> WRITTEN REQUEST
A verbatim copy of the records is required, with all pictures left out.
--- BEGIN RECORDS FOR THE EXERCISE ---
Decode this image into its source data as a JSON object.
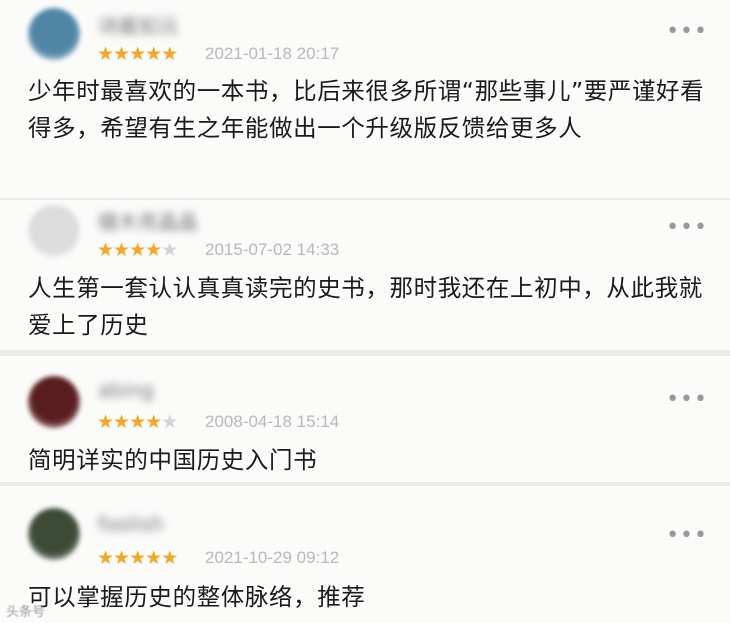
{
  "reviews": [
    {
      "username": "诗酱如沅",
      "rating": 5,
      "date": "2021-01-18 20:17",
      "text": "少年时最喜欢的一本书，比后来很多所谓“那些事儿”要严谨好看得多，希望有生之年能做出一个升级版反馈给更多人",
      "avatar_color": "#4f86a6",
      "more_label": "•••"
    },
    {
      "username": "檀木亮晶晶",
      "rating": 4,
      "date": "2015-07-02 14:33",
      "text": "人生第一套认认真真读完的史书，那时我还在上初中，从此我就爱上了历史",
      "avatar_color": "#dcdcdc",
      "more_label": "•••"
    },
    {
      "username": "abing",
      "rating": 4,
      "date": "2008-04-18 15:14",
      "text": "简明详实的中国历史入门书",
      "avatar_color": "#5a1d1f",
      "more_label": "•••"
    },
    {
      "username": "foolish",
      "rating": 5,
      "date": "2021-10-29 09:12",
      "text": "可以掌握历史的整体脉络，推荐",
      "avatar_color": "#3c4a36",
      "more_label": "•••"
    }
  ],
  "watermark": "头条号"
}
--- END RECORDS FOR THE EXERCISE ---
> TASK SOLUTION
Decode this image into its source data as a JSON object.
{
  "reviews": [
    {
      "username": "诗酱如沅",
      "rating": 5,
      "date": "2021-01-18 20:17",
      "text": "少年时最喜欢的一本书，比后来很多所谓“那些事儿”要严谨好看得多，希望有生之年能做出一个升级版反馈给更多人",
      "avatar_color": "#4f86a6",
      "more_label": "•••"
    },
    {
      "username": "檀木亮晶晶",
      "rating": 4,
      "date": "2015-07-02 14:33",
      "text": "人生第一套认认真真读完的史书，那时我还在上初中，从此我就爱上了历史",
      "avatar_color": "#dcdcdc",
      "more_label": "•••"
    },
    {
      "username": "abing",
      "rating": 4,
      "date": "2008-04-18 15:14",
      "text": "简明详实的中国历史入门书",
      "avatar_color": "#5a1d1f",
      "more_label": "•••"
    },
    {
      "username": "foolish",
      "rating": 5,
      "date": "2021-10-29 09:12",
      "text": "可以掌握历史的整体脉络，推荐",
      "avatar_color": "#3c4a36",
      "more_label": "•••"
    }
  ],
  "watermark": "头条号"
}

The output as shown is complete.